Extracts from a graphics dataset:
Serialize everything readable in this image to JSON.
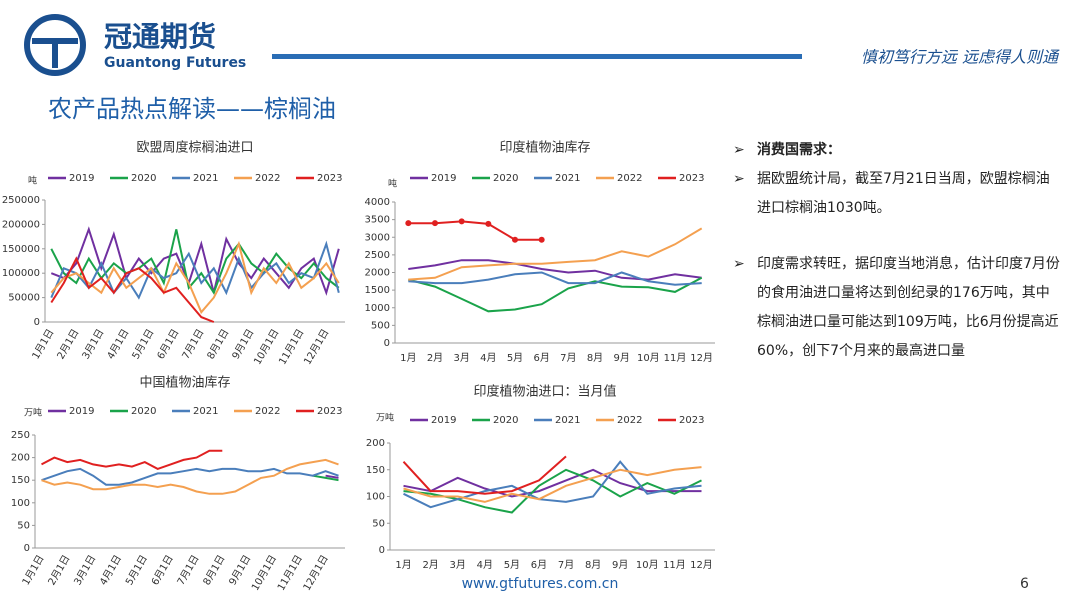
{
  "header": {
    "company": "冠通期货",
    "company_en": "Guantong Futures",
    "slogan": "慎初笃行方远  远虑得人则通"
  },
  "title": "农产品热点解读——棕榈油",
  "chart_data": [
    {
      "type": "line",
      "title": "欧盟周度棕榈油进口",
      "unit": "吨",
      "categories": [
        "1月1日",
        null,
        "2月1日",
        null,
        "3月1日",
        null,
        "4月1日",
        null,
        "5月1日",
        null,
        "6月1日",
        null,
        "7月1日",
        null,
        "8月1日",
        null,
        "9月1日",
        null,
        "10月1日",
        null,
        "11月1日",
        null,
        "12月1日",
        null
      ],
      "ylim": [
        0,
        250000
      ],
      "yticks": [
        0,
        50000,
        100000,
        150000,
        200000,
        250000
      ],
      "series": [
        {
          "name": "2019",
          "color": "#7030a0",
          "values": [
            100000,
            90000,
            120000,
            190000,
            110000,
            180000,
            90000,
            130000,
            100000,
            130000,
            140000,
            80000,
            160000,
            60000,
            170000,
            120000,
            90000,
            130000,
            100000,
            70000,
            110000,
            130000,
            60000,
            150000
          ]
        },
        {
          "name": "2020",
          "color": "#1aa34a",
          "values": [
            150000,
            100000,
            80000,
            130000,
            90000,
            120000,
            100000,
            110000,
            130000,
            80000,
            190000,
            70000,
            100000,
            60000,
            130000,
            160000,
            120000,
            100000,
            140000,
            110000,
            90000,
            120000,
            90000,
            70000
          ]
        },
        {
          "name": "2021",
          "color": "#4a7ebb",
          "values": [
            50000,
            110000,
            100000,
            70000,
            120000,
            60000,
            90000,
            50000,
            110000,
            90000,
            100000,
            140000,
            80000,
            110000,
            60000,
            130000,
            70000,
            100000,
            120000,
            80000,
            100000,
            90000,
            160000,
            60000
          ]
        },
        {
          "name": "2022",
          "color": "#f4a050",
          "values": [
            60000,
            90000,
            100000,
            80000,
            60000,
            110000,
            70000,
            90000,
            110000,
            60000,
            120000,
            80000,
            20000,
            50000,
            100000,
            160000,
            60000,
            110000,
            80000,
            120000,
            70000,
            90000,
            120000,
            80000
          ]
        },
        {
          "name": "2023",
          "color": "#e02020",
          "values": [
            40000,
            80000,
            130000,
            70000,
            90000,
            60000,
            100000,
            110000,
            90000,
            60000,
            70000,
            40000,
            10000,
            0,
            null,
            null,
            null,
            null,
            null,
            null,
            null,
            null,
            null,
            null
          ]
        }
      ]
    },
    {
      "type": "line",
      "title": "印度植物油库存",
      "unit": "吨",
      "categories": [
        "1月",
        "2月",
        "3月",
        "4月",
        "5月",
        "6月",
        "7月",
        "8月",
        "9月",
        "10月",
        "11月",
        "12月"
      ],
      "ylim": [
        0,
        4000
      ],
      "yticks": [
        0,
        500,
        1000,
        1500,
        2000,
        2500,
        3000,
        3500,
        4000
      ],
      "series": [
        {
          "name": "2019",
          "color": "#7030a0",
          "values": [
            2100,
            2200,
            2350,
            2350,
            2250,
            2100,
            2000,
            2050,
            1850,
            1800,
            1950,
            1850
          ]
        },
        {
          "name": "2020",
          "color": "#1aa34a",
          "values": [
            1800,
            1600,
            1250,
            900,
            950,
            1100,
            1550,
            1750,
            1600,
            1580,
            1450,
            1850
          ]
        },
        {
          "name": "2021",
          "color": "#4a7ebb",
          "values": [
            1750,
            1700,
            1700,
            1800,
            1950,
            2000,
            1700,
            1700,
            2000,
            1750,
            1650,
            1700
          ]
        },
        {
          "name": "2022",
          "color": "#f4a050",
          "values": [
            1800,
            1850,
            2150,
            2200,
            2250,
            2250,
            2300,
            2350,
            2600,
            2450,
            2800,
            3250
          ]
        },
        {
          "name": "2023",
          "color": "#e02020",
          "marker": true,
          "values": [
            3400,
            3400,
            3450,
            3380,
            2930,
            2930,
            null,
            null,
            null,
            null,
            null,
            null
          ]
        }
      ]
    },
    {
      "type": "line",
      "title": "中国植物油库存",
      "unit": "万吨",
      "categories": [
        "1月1日",
        null,
        "2月1日",
        null,
        "3月1日",
        null,
        "4月1日",
        null,
        "5月1日",
        null,
        "6月1日",
        null,
        "7月1日",
        null,
        "8月1日",
        null,
        "9月1日",
        null,
        "10月1日",
        null,
        "11月1日",
        null,
        "12月1日",
        null
      ],
      "ylim": [
        0,
        250
      ],
      "yticks": [
        0,
        50,
        100,
        150,
        200,
        250
      ],
      "series": [
        {
          "name": "2019",
          "color": "#7030a0",
          "values": [
            null,
            null,
            null,
            null,
            null,
            null,
            null,
            null,
            null,
            null,
            null,
            null,
            null,
            null,
            null,
            null,
            null,
            null,
            null,
            null,
            null,
            null,
            160,
            155
          ]
        },
        {
          "name": "2020",
          "color": "#1aa34a",
          "values": [
            null,
            null,
            null,
            null,
            null,
            null,
            null,
            null,
            null,
            null,
            null,
            null,
            null,
            null,
            null,
            null,
            null,
            null,
            null,
            null,
            null,
            160,
            155,
            150
          ]
        },
        {
          "name": "2021",
          "color": "#4a7ebb",
          "values": [
            150,
            160,
            170,
            175,
            160,
            140,
            140,
            145,
            155,
            165,
            165,
            170,
            175,
            170,
            175,
            175,
            170,
            170,
            175,
            165,
            165,
            160,
            170,
            160
          ]
        },
        {
          "name": "2022",
          "color": "#f4a050",
          "values": [
            150,
            140,
            145,
            140,
            130,
            130,
            135,
            140,
            140,
            135,
            140,
            135,
            125,
            120,
            120,
            125,
            140,
            155,
            160,
            175,
            185,
            190,
            195,
            185
          ]
        },
        {
          "name": "2023",
          "color": "#e02020",
          "values": [
            185,
            200,
            190,
            195,
            185,
            180,
            185,
            180,
            190,
            175,
            185,
            195,
            200,
            215,
            215,
            null,
            null,
            null,
            null,
            null,
            null,
            null,
            null,
            null
          ]
        }
      ]
    },
    {
      "type": "line",
      "title": "印度植物油进口：当月值",
      "unit": "万吨",
      "categories": [
        "1月",
        "2月",
        "3月",
        "4月",
        "5月",
        "6月",
        "7月",
        "8月",
        "9月",
        "10月",
        "11月",
        "12月"
      ],
      "ylim": [
        0,
        200
      ],
      "yticks": [
        0,
        50,
        100,
        150,
        200
      ],
      "series": [
        {
          "name": "2019",
          "color": "#7030a0",
          "values": [
            120,
            110,
            135,
            115,
            100,
            110,
            130,
            150,
            125,
            110,
            110,
            110
          ]
        },
        {
          "name": "2020",
          "color": "#1aa34a",
          "values": [
            110,
            105,
            95,
            80,
            70,
            120,
            150,
            130,
            100,
            125,
            105,
            130
          ]
        },
        {
          "name": "2021",
          "color": "#4a7ebb",
          "values": [
            105,
            80,
            95,
            110,
            120,
            95,
            90,
            100,
            165,
            105,
            115,
            120
          ]
        },
        {
          "name": "2022",
          "color": "#f4a050",
          "values": [
            115,
            100,
            100,
            90,
            105,
            95,
            120,
            135,
            150,
            140,
            150,
            155
          ]
        },
        {
          "name": "2023",
          "color": "#e02020",
          "values": [
            165,
            110,
            110,
            105,
            110,
            130,
            175,
            null,
            null,
            null,
            null,
            null
          ]
        }
      ]
    }
  ],
  "bullets": [
    "消费国需求：",
    "据欧盟统计局，截至7月21日当周，欧盟棕榈油进口棕榈油1030吨。",
    "印度需求转旺，据印度当地消息，估计印度7月份的食用油进口量将达到创纪录的176万吨，其中棕榈油进口量可能达到109万吨，比6月份提高近60%，创下7个月来的最高进口量"
  ],
  "footer": {
    "url": "www.gtfutures.com.cn",
    "page": "6"
  }
}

#### Task directions
Determine how many lines include the string "title". Give no answer but the number.

#### Result of the task
5